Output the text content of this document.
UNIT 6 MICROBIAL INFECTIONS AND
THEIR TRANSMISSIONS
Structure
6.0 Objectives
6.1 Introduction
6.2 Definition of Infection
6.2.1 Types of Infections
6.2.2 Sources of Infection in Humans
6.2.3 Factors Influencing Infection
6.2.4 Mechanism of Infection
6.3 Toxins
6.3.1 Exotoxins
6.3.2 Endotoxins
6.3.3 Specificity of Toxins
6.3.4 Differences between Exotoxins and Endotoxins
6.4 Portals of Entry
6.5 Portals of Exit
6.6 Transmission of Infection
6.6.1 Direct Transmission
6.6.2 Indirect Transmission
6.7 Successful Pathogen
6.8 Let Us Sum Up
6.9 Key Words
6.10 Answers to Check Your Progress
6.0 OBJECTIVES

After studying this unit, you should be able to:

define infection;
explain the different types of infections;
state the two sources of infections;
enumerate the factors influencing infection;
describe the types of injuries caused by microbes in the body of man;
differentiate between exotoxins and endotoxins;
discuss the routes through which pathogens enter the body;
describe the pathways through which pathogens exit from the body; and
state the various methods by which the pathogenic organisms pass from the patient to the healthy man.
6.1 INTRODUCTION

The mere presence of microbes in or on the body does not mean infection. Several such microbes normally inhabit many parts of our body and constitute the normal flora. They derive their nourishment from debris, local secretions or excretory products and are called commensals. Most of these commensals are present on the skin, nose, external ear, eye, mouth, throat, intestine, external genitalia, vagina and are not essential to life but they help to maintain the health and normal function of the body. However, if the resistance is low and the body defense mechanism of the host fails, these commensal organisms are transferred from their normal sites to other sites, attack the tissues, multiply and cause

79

....

WHAT YOU SHOULD DO: Copy the data word for word.

ANSWER BOX:
Output the text content of this document.
UNIT 6 MICROBIAL INFECTIONS AND
THEIR TRANSMISSIONS
Structure
6.0 Objectives
6.1 Introduction
6.2 Definition of Infection
6.2.1 Types of Infections
6.2.2 Sources of Infection in Humans
6.2.3 Factors Influencing Infection
6.2.4 Mechanism of Infection
6.3 Toxins
6.3.1 Exotoxins
6.3.2 Endotoxins
6.3.3 Specificity of Toxins
6.3.4 Differences between Exotoxins and Endotoxins
6.4 Portals of Entry
6.5 Portals of Exit
6.6 Transmission of Infection
6.6.1 Direct Transmission
6.6.2 Indirect Transmission
6.7 Successful Pathogen
6.8 Let Us Sum Up
6.9 Key Words
6.10 Answers to Check Your Progress
6.0 OBJECTIVES

After studying this unit, you should be able to:

define infection;
explain the different types of infections;
state the two sources of infections;
enumerate the factors influencing infection;
describe the types of injuries caused by microbes in the body of man;
differentiate between exotoxins and endotoxins;
discuss the routes through which pathogens enter the body;
describe the pathways through which pathogens exit from the body; and
state the various methods by which the pathogenic organisms pass from the patient to the healthy man.
6.1 INTRODUCTION

The mere presence of microbes in or on the body does not mean infection. Several such microbes normally inhabit many parts of our body and constitute the normal flora. They derive their nourishment from debris, local secretions or excretory products and are called commensals. Most of these commensals are present on the skin, nose, external ear, eye, mouth, throat, intestine, external genitalia, vagina and are not essential to life but they help to maintain the health and normal function of the body. However, if the resistance is low and the body defense mechanism of the host fails, these commensal organisms are transferred from their normal sites to other sites, attack the tissues, multiply and cause

79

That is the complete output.